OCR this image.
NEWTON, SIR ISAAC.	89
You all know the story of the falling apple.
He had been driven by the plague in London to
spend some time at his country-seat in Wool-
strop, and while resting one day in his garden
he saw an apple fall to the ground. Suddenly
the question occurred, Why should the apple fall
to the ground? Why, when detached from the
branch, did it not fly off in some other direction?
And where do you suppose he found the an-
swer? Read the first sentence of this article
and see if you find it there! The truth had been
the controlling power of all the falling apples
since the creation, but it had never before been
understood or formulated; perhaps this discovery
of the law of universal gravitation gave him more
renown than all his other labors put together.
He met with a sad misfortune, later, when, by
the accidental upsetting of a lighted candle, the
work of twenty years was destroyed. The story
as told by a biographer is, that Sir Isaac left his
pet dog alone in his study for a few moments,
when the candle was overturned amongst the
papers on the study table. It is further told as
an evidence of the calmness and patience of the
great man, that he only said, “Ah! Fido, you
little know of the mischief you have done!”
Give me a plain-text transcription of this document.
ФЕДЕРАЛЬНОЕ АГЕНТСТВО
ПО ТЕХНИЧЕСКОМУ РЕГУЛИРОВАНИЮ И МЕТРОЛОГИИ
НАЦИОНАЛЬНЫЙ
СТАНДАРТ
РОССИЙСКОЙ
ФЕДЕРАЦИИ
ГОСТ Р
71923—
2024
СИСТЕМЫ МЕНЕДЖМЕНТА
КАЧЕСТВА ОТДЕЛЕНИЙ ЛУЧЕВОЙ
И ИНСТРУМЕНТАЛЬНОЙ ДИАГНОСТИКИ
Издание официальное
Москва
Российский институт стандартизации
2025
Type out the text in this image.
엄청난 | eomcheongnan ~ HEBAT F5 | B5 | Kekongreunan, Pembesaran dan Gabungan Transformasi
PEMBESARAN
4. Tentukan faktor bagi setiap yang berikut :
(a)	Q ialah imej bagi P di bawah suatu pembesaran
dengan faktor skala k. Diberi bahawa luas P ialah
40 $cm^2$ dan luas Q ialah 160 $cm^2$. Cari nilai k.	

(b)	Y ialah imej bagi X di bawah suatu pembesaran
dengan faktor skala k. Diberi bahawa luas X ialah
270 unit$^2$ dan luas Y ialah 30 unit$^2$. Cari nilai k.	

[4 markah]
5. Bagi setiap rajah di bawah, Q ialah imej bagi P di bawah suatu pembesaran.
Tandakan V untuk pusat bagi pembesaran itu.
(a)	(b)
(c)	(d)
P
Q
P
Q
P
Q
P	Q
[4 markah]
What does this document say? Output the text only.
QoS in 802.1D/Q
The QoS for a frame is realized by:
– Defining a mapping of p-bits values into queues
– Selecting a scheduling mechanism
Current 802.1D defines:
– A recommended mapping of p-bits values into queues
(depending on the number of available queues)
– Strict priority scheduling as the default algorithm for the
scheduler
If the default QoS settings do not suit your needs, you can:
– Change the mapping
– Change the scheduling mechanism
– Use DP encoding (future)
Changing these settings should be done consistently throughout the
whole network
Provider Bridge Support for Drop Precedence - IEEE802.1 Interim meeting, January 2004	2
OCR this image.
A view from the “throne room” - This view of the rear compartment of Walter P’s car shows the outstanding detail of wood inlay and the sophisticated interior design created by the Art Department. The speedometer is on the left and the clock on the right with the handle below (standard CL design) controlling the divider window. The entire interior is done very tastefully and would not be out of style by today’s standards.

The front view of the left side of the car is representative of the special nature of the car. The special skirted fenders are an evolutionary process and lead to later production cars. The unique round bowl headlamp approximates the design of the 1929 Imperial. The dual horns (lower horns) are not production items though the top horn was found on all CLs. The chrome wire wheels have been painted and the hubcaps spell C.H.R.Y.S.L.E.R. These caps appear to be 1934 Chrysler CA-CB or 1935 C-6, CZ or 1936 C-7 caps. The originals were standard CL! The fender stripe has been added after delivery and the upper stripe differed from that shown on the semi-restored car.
......
◆ Work to do: In the records above, locate the lines holding the word "luas". Copy each of them.

◆ The answer:
dengan faktor skala k. Diberi bahawa luas P ialah
40 $cm^2$ dan luas Q ialah 160 $cm^2$. Cari nilai k.	
dengan faktor skala k. Diberi bahawa luas X ialah
270 unit$^2$ dan luas Y ialah 30 unit$^2$. Cari nilai k.	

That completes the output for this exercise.